■ **WORK TO BE COMPLETED**: From the entries below, tally how many lines contain "slashed" and report only that figure.
+++
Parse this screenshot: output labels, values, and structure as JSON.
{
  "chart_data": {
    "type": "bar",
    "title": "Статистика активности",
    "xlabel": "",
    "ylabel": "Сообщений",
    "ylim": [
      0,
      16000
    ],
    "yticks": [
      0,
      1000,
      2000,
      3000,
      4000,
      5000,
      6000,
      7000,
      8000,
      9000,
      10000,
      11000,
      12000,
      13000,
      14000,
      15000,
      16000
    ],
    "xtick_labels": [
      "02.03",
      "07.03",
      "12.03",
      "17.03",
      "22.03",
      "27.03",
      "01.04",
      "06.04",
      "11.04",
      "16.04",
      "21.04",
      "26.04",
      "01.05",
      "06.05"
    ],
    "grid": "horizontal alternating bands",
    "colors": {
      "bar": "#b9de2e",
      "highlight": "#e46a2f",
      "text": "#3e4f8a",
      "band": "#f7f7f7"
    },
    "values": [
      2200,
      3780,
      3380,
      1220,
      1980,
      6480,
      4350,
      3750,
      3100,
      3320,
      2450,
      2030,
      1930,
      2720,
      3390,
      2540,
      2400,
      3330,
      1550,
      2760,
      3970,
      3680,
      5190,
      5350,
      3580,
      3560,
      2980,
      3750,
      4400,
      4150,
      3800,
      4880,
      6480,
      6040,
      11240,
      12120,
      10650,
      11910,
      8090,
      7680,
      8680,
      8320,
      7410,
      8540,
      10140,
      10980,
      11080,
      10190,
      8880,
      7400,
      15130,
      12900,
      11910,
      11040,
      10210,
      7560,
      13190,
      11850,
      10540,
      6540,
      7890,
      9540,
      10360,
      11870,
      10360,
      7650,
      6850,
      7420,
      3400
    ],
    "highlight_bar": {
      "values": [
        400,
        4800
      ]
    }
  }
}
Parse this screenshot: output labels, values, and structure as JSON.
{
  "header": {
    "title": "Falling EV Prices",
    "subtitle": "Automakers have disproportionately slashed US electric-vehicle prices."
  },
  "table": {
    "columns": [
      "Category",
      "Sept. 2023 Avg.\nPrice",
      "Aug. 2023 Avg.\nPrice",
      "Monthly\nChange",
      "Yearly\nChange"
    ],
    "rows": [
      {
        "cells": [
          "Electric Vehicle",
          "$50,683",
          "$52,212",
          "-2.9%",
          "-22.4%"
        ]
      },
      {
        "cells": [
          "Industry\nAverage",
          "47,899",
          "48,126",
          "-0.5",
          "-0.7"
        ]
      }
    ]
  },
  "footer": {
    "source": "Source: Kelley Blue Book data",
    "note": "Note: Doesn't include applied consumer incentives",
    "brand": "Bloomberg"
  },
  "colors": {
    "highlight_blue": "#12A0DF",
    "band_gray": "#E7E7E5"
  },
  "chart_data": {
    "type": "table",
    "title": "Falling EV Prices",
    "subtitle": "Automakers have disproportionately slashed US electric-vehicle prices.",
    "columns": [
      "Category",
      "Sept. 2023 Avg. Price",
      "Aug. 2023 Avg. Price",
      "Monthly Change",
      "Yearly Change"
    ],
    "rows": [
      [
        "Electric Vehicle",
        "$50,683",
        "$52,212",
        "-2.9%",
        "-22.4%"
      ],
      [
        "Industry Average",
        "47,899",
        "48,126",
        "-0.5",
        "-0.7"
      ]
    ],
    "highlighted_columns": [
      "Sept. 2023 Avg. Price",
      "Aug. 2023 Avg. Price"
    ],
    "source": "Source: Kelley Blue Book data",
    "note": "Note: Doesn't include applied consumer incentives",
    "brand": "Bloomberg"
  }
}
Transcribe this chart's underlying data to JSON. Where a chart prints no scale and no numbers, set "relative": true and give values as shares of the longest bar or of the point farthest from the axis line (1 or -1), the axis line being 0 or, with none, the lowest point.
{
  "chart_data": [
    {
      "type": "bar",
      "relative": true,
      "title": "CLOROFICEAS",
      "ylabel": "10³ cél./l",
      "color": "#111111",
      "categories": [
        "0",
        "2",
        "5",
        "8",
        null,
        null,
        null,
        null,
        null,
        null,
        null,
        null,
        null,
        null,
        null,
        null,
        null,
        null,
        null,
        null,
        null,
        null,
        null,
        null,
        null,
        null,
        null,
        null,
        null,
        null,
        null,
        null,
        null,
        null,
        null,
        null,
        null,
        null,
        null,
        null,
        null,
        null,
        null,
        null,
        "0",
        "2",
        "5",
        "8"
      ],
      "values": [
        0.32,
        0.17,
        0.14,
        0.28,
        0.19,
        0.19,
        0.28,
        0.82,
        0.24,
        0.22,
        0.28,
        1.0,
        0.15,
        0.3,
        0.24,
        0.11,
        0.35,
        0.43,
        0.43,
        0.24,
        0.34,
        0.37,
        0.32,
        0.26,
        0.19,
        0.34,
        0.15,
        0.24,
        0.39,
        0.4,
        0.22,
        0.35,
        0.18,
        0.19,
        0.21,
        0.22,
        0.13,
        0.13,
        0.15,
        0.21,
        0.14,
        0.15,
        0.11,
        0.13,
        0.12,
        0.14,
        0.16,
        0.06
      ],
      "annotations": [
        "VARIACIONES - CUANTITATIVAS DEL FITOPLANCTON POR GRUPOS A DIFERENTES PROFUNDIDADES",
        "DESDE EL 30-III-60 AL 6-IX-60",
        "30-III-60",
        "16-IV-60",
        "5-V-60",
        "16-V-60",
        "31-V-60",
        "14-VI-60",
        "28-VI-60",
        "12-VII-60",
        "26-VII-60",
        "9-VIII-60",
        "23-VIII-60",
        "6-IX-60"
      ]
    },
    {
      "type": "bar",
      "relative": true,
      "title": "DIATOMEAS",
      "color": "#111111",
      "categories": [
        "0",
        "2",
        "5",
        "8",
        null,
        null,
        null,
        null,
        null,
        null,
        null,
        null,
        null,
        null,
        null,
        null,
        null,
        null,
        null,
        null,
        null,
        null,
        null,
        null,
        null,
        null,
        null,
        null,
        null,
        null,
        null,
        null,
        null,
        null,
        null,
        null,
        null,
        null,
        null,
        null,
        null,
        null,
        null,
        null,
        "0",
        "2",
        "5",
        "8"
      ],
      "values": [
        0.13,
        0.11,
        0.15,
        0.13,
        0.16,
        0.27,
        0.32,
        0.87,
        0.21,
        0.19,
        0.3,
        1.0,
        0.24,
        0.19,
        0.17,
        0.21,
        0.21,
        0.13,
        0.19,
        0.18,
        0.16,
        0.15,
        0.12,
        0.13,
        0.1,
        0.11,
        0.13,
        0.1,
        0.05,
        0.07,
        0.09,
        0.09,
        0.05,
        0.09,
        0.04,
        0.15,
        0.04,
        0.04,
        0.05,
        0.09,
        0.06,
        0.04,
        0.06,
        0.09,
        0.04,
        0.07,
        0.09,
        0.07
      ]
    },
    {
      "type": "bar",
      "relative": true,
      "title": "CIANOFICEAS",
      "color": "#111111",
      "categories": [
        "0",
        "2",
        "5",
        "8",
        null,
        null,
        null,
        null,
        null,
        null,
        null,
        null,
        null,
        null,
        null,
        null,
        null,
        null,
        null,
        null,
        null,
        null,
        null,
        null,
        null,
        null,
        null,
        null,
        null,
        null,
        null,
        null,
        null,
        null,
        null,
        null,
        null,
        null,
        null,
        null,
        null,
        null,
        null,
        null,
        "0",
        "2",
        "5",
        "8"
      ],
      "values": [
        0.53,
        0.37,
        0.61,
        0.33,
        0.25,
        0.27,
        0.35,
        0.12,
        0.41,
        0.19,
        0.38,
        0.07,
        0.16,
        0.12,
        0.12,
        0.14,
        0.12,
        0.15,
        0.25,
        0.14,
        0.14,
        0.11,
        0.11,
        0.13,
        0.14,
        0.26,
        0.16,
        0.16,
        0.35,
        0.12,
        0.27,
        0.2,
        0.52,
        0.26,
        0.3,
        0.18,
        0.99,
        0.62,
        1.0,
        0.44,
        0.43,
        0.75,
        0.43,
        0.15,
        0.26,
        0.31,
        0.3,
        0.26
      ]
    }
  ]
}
+++
■ **THE SOLUTION**: 2